▶ INSTRUCTION:
Copy every line, leaving nothing out and adding nothing.

A block of data
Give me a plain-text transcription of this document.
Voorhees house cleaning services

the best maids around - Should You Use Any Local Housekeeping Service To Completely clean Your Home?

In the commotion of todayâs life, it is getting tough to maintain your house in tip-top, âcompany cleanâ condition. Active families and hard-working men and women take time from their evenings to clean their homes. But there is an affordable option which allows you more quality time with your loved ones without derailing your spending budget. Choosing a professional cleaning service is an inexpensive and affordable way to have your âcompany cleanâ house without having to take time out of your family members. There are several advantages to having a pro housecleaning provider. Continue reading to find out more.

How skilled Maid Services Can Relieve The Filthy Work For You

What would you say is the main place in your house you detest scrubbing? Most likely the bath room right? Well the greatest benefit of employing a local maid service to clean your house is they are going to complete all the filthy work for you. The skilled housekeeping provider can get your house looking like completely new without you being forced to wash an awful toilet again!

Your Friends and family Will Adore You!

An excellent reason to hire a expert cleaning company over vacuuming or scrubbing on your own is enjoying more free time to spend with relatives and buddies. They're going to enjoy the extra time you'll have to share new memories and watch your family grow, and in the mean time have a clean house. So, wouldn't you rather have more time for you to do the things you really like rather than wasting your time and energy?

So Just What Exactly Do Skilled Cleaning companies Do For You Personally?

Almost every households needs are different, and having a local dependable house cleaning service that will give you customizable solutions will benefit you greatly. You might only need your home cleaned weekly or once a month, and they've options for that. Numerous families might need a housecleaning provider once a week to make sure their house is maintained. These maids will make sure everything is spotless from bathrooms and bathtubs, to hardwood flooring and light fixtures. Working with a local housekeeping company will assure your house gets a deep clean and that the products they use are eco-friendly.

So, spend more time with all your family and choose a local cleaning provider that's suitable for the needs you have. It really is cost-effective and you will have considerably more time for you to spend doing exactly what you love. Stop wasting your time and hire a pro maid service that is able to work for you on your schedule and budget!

▶ RESULT OF THE EXERCISE:
Give me a plain-text transcription of this document.
Voorhees house cleaning services

the best maids around - Should You Use Any Local Housekeeping Service To Completely clean Your Home?

In the commotion of todayâs life, it is getting tough to maintain your house in tip-top, âcompany cleanâ condition. Active families and hard-working men and women take time from their evenings to clean their homes. But there is an affordable option which allows you more quality time with your loved ones without derailing your spending budget. Choosing a professional cleaning service is an inexpensive and affordable way to have your âcompany cleanâ house without having to take time out of your family members. There are several advantages to having a pro housecleaning provider. Continue reading to find out more.

How skilled Maid Services Can Relieve The Filthy Work For You

What would you say is the main place in your house you detest scrubbing? Most likely the bath room right? Well the greatest benefit of employing a local maid service to clean your house is they are going to complete all the filthy work for you. The skilled housekeeping provider can get your house looking like completely new without you being forced to wash an awful toilet again!

Your Friends and family Will Adore You!

An excellent reason to hire a expert cleaning company over vacuuming or scrubbing on your own is enjoying more free time to spend with relatives and buddies. They're going to enjoy the extra time you'll have to share new memories and watch your family grow, and in the mean time have a clean house. So, wouldn't you rather have more time for you to do the things you really like rather than wasting your time and energy?

So Just What Exactly Do Skilled Cleaning companies Do For You Personally?

Almost every households needs are different, and having a local dependable house cleaning service that will give you customizable solutions will benefit you greatly. You might only need your home cleaned weekly or once a month, and they've options for that. Numerous families might need a housecleaning provider once a week to make sure their house is maintained. These maids will make sure everything is spotless from bathrooms and bathtubs, to hardwood flooring and light fixtures. Working with a local housekeeping company will assure your house gets a deep clean and that the products they use are eco-friendly.

So, spend more time with all your family and choose a local cleaning provider that's suitable for the needs you have. It really is cost-effective and you will have considerably more time for you to spend doing exactly what you love. Stop wasting your time and hire a pro maid service that is able to work for you on your schedule and budget!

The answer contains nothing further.